*TASK*.
Echo every line from the start of the records through the line containing "Itemize the components", including both ends, and leave the pictures out.

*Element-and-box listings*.
__________
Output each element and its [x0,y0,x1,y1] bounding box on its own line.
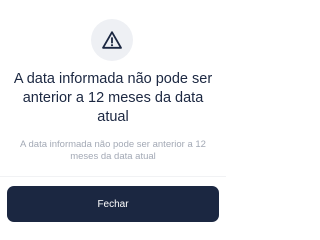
warning-triangle-icon [102,31,122,49]
dialog-message: A data informada não pode ser anterior a… [20,139,206,162]
alert-dialog: A data informada não pode ser anterior a… [0,0,226,228]
close-button[interactable]: Fechar [7,186,219,222]
divider [0,176,226,177]
warning-icon-badge [91,19,133,61]
dialog-title: A data informada não pode ser anterior a… [13,71,213,125]
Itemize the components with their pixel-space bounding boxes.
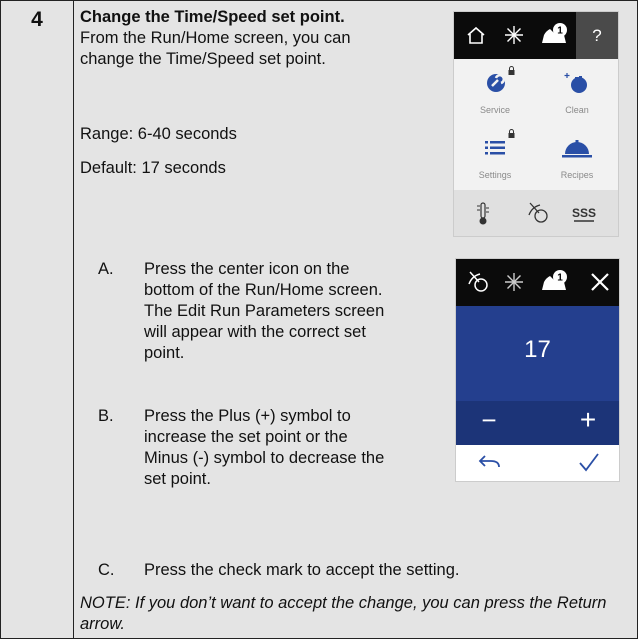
list-icon [485,140,505,156]
edit-run-parameters-screen: 1 17 − + [455,258,620,482]
notification-badge-icon: 1 [540,268,570,294]
clean-tile[interactable]: Clean [536,59,618,125]
note-text: NOTE: If you don’t want to accept the ch… [80,594,607,633]
speed-dial-icon [466,270,490,294]
clean-hand-icon [564,69,590,95]
plus-minus-bar: − + [456,401,619,445]
close-icon[interactable] [590,272,610,292]
minus-button[interactable]: − [474,405,504,436]
check-mark-icon[interactable] [578,452,600,472]
sparkle-icon[interactable] [504,25,524,45]
edit-top-bar: 1 [456,259,619,306]
list-text: Press the check mark to accept the setti… [144,561,460,579]
sparkle-icon [504,272,524,292]
tile-label: Settings [478,170,512,180]
intro-paragraph: Change the Time/Speed set point. From th… [80,7,380,70]
lock-icon [508,129,515,138]
home-icon[interactable] [466,26,486,45]
thermometer-icon[interactable] [476,202,490,226]
speed-dial-icon[interactable] [526,201,550,225]
tile-label: Clean [565,105,589,115]
tile-label: Service [479,105,510,115]
range-text: Range: 6-40 seconds [80,125,237,143]
home-bottom-bar: SSS [454,190,618,236]
run-home-screen: 1 ? Service Clean Settings Recipes SSS [453,11,619,237]
tile-label: Recipes [560,170,594,180]
step-number-column: 4 [1,1,74,638]
step-number: 4 [31,8,43,31]
set-point-display: 17 [456,306,619,401]
wrench-icon [484,71,508,95]
plus-button[interactable]: + [573,404,603,436]
list-letter: C. [98,561,115,579]
badge-count: 1 [557,273,563,284]
intro-heading: Change the Time/Speed set point. [80,8,345,26]
heat-label: SSS [572,206,596,220]
set-point-value: 17 [524,336,551,363]
cloche-icon [562,140,592,158]
default-text: Default: 17 seconds [80,159,226,177]
service-tile[interactable]: Service [454,59,536,125]
action-bar [456,445,619,481]
badge-count: 1 [557,26,563,37]
list-letter: B. [98,407,114,425]
help-label: ? [592,26,602,45]
list-text: Press the Plus (+) symbol to increase th… [144,407,385,488]
settings-tile[interactable]: Settings [454,125,536,190]
heat-icon[interactable]: SSS [572,204,596,224]
intro-body: From the Run/Home screen, you can change… [80,29,351,68]
recipes-tile[interactable]: Recipes [536,125,618,190]
notification-badge-icon[interactable]: 1 [540,21,570,47]
help-button[interactable]: ? [576,12,618,59]
list-letter: A. [98,260,114,278]
home-top-bar: 1 ? [454,12,618,59]
return-arrow-icon[interactable] [477,455,501,473]
list-text: Press the center icon on the bottom of t… [144,260,385,362]
lock-icon [508,66,515,75]
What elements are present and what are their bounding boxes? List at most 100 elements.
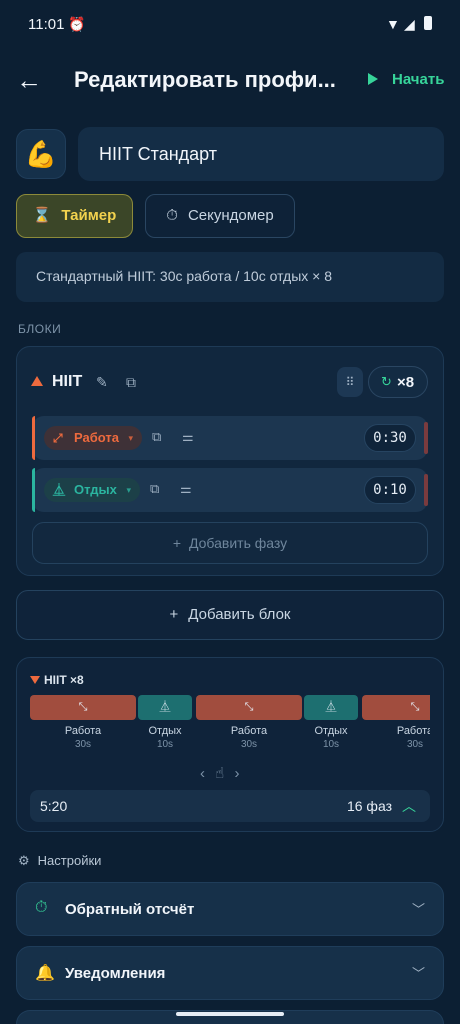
phase-color-bar [32, 416, 35, 460]
total-time: 5:20 [40, 798, 68, 814]
block-name: HIIT [52, 373, 83, 390]
bell-icon: 🔔 [35, 965, 55, 982]
status-bar: 11:01 ⏰ ▼ ◢ [0, 0, 460, 50]
expand-arrows-icon: ⤡ [78, 701, 88, 713]
collapse-triangle-icon[interactable] [31, 376, 43, 386]
home-indicator[interactable] [176, 1012, 284, 1016]
chevron-left-icon[interactable]: ‹ [200, 765, 205, 782]
timeline-segment-rest: ⏅ [138, 695, 192, 720]
tab-timer-label: Таймер [61, 207, 117, 224]
segment-label: Отдых [148, 725, 182, 737]
start-button[interactable]: Начать [368, 71, 444, 88]
chevron-up-icon[interactable]: ︿ [402, 796, 416, 816]
phase-row-work: ⤢ Работа ▾ ⧉ ⚌ 0:30 [32, 416, 428, 460]
rest-icon: ⏅ [53, 483, 66, 497]
expand-arrows-icon: ⤢ [53, 431, 63, 445]
add-block-button[interactable]: + Добавить блок [16, 590, 444, 640]
battery-icon [424, 16, 432, 30]
phase-label: Работа [74, 430, 119, 445]
hourglass-icon: ⌛ [32, 207, 52, 224]
rest-icon: ⏅ [159, 701, 171, 713]
play-icon [368, 73, 378, 85]
phase-edge-accent [424, 422, 428, 454]
tab-stopwatch[interactable]: ⏱ Секундомер [145, 194, 295, 238]
description-text: Стандартный HIIT: 30с работа / 10с отдых… [36, 268, 333, 284]
copy-icon[interactable]: ⧉ [152, 429, 161, 445]
add-block-label: Добавить блок [188, 606, 291, 623]
segment-duration: 10s [322, 739, 340, 750]
emoji-picker[interactable]: 💪 [16, 129, 66, 179]
back-arrow-icon[interactable]: ← [14, 65, 44, 95]
alarm-icon: ⏰ [68, 16, 86, 32]
add-phase-label: Добавить фазу [189, 535, 288, 551]
accordion-label: Уведомления [65, 965, 166, 982]
plus-icon: + [172, 535, 181, 551]
drag-handle-icon[interactable]: ⠿ [337, 367, 363, 397]
start-label: Начать [392, 71, 445, 88]
settings-label: Настройки [37, 853, 102, 868]
segment-label: Работа [230, 725, 268, 737]
chevron-down-icon: ▾ [128, 433, 133, 443]
phase-type-dropdown[interactable]: ⏅ Отдых ▾ [44, 478, 140, 502]
app-bar: ← Редактировать профи... Начать [0, 55, 460, 109]
repeat-count: ×8 [397, 374, 415, 391]
signal-icon: ◢ [404, 16, 415, 32]
profile-name-field[interactable]: HIIT Стандарт [78, 127, 444, 181]
status-time: 11:01 [28, 16, 65, 33]
expand-arrows-icon: ⤡ [244, 701, 254, 713]
chevron-down-icon: ▾ [126, 485, 131, 495]
edit-pencil-icon[interactable]: ✎ [96, 374, 108, 391]
timeline-segment-work: ⤡ [196, 695, 302, 720]
settings-header: ⚙ Настройки [18, 853, 101, 869]
segment-duration: 10s [156, 739, 174, 750]
segment-label: Работа [64, 725, 102, 737]
timeline-segment-work: ⤡ [30, 695, 136, 720]
profile-emoji: 💪 [24, 139, 58, 169]
collapse-triangle-icon [30, 676, 40, 684]
chevron-down-icon: ﹀ [411, 966, 425, 981]
chevron-down-icon: ﹀ [411, 902, 425, 917]
phase-count: 16 фаз [346, 798, 392, 814]
phase-edge-accent [424, 474, 428, 506]
timer-icon: ⏱ [35, 899, 48, 916]
timeline-segment-work: ⤡ [362, 695, 430, 720]
repeat-count-button[interactable]: ↻ ×8 [368, 366, 428, 398]
copy-icon[interactable]: ⧉ [126, 374, 136, 391]
tab-timer[interactable]: ⌛ Таймер [16, 194, 133, 238]
timeline-summary[interactable]: 5:20 16 фаз ︿ [30, 790, 430, 822]
phase-duration[interactable]: 0:10 [364, 476, 416, 504]
tune-icon[interactable]: ⚌ [180, 481, 192, 497]
segment-label: Отдых [314, 725, 348, 737]
phase-label: Отдых [74, 482, 117, 497]
add-phase-button[interactable]: + Добавить фазу [32, 522, 428, 564]
plus-icon: + [169, 606, 179, 623]
timeline-title: HIIT ×8 [44, 673, 84, 687]
repeat-icon: ↻ [381, 374, 392, 389]
segment-duration: 30s [406, 739, 424, 750]
gear-icon: ⚙ [18, 853, 30, 868]
phase-type-dropdown[interactable]: ⤢ Работа ▾ [44, 426, 142, 450]
segment-duration: 30s [74, 739, 92, 750]
timeline-strip[interactable]: ⤡ ⏅ ⤡ ⏅ ⤡ Работа 30s Отдых 10s Работа 30… [30, 695, 430, 750]
wifi-icon: ▼ [386, 16, 400, 32]
phase-row-rest: ⏅ Отдых ▾ ⧉ ⚌ 0:10 [32, 468, 428, 512]
copy-icon[interactable]: ⧉ [150, 481, 159, 497]
accordion-notifications[interactable]: 🔔 Уведомления ﹀ [16, 946, 444, 1000]
tab-stopwatch-label: Секундомер [187, 207, 274, 224]
tune-icon[interactable]: ⚌ [182, 429, 194, 445]
phase-color-bar [32, 468, 35, 512]
profile-name: HIIT Стандарт [99, 144, 218, 164]
timeline-header: HIIT ×8 [30, 673, 84, 687]
page-title: Редактировать профи... [74, 67, 336, 92]
description-field[interactable]: Стандартный HIIT: 30с работа / 10с отдых… [16, 252, 444, 302]
accordion-countdown[interactable]: ⏱ Обратный отсчёт ﹀ [16, 882, 444, 936]
stopwatch-icon: ⏱ [166, 207, 178, 224]
segment-duration: 30s [240, 739, 258, 750]
blocks-section-label: БЛОКИ [18, 322, 62, 336]
timeline-segment-rest: ⏅ [304, 695, 358, 720]
expand-arrows-icon: ⤡ [410, 701, 420, 713]
segment-label: Работа [396, 725, 430, 737]
rest-icon: ⏅ [325, 701, 337, 713]
phase-duration[interactable]: 0:30 [364, 424, 416, 452]
chevron-right-icon[interactable]: › [234, 765, 239, 782]
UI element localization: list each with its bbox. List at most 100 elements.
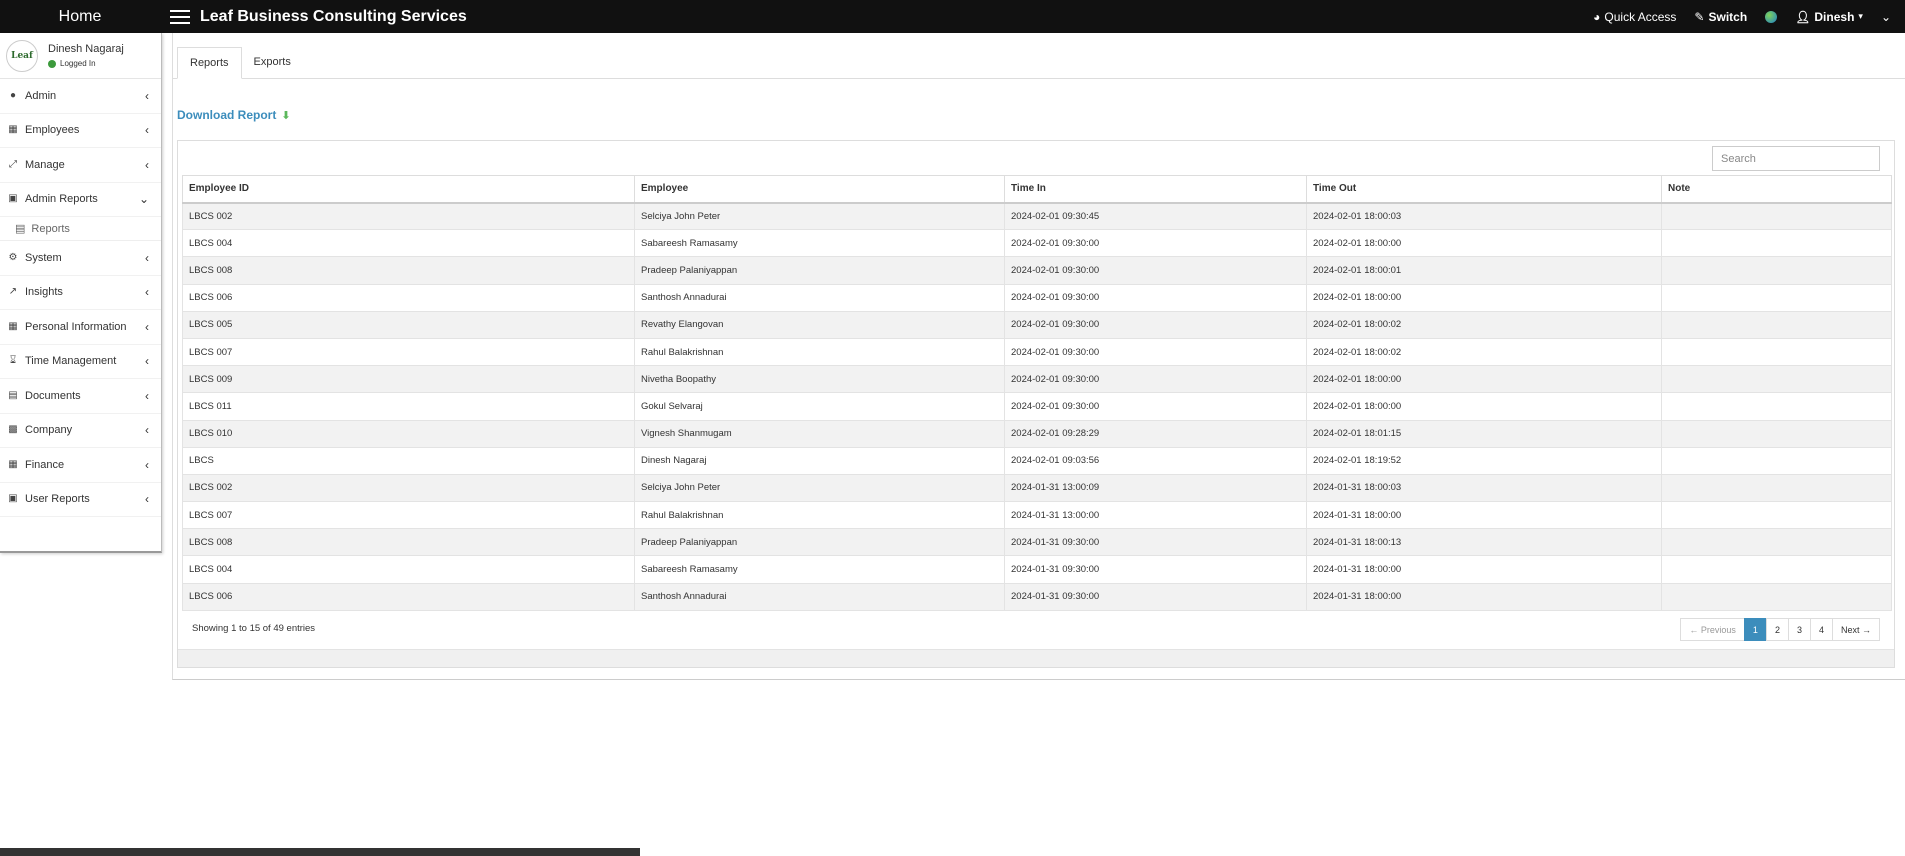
__________
*COMPLETED EXERCISE*.
Output each element and its [x0,y0,x1,y1] bounding box on its own line.
warning-triangle-icon [102,31,122,49]
dialog-message: A data informada não pode ser anterior a… [20,139,206,162]
alert-dialog: A data informada não pode ser anterior a… [0,0,226,228]
close-button[interactable]: Fechar [7,186,219,222]
divider [0,176,226,177]
warning-icon-badge [91,19,133,61]
dialog-title: A data informada não pode ser anterior a… [13,71,213,125]
Itemize the components with their pixel-space bounding boxes.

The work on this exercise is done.